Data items
---------------
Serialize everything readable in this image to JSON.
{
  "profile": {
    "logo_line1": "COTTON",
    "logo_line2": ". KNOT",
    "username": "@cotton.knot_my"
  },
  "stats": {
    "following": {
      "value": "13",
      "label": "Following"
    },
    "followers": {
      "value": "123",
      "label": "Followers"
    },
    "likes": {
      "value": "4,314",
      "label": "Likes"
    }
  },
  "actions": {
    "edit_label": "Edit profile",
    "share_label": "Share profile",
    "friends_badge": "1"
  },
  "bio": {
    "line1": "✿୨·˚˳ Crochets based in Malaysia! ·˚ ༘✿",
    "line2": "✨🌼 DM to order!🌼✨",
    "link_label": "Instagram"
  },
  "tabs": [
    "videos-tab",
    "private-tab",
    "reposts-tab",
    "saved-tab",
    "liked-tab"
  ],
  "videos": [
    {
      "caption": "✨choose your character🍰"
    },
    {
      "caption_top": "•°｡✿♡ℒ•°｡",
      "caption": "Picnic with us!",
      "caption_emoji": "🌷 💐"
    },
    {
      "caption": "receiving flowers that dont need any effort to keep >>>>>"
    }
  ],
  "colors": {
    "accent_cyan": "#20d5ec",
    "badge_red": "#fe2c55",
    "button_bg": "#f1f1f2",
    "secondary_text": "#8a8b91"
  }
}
---------------
§ Stated problem: Repeat the entries exactly, all of them.

§ Solution for this problem:
Serialize everything readable in this image to JSON.
{
  "profile": {
    "logo_line1": "COTTON",
    "logo_line2": ". KNOT",
    "username": "@cotton.knot_my"
  },
  "stats": {
    "following": {
      "value": "13",
      "label": "Following"
    },
    "followers": {
      "value": "123",
      "label": "Followers"
    },
    "likes": {
      "value": "4,314",
      "label": "Likes"
    }
  },
  "actions": {
    "edit_label": "Edit profile",
    "share_label": "Share profile",
    "friends_badge": "1"
  },
  "bio": {
    "line1": "✿୨·˚˳ Crochets based in Malaysia! ·˚ ༘✿",
    "line2": "✨🌼 DM to order!🌼✨",
    "link_label": "Instagram"
  },
  "tabs": [
    "videos-tab",
    "private-tab",
    "reposts-tab",
    "saved-tab",
    "liked-tab"
  ],
  "videos": [
    {
      "caption": "✨choose your character🍰"
    },
    {
      "caption_top": "•°｡✿♡ℒ•°｡",
      "caption": "Picnic with us!",
      "caption_emoji": "🌷 💐"
    },
    {
      "caption": "receiving flowers that dont need any effort to keep >>>>>"
    }
  ],
  "colors": {
    "accent_cyan": "#20d5ec",
    "badge_red": "#fe2c55",
    "button_bg": "#f1f1f2",
    "secondary_text": "#8a8b91"
  }
}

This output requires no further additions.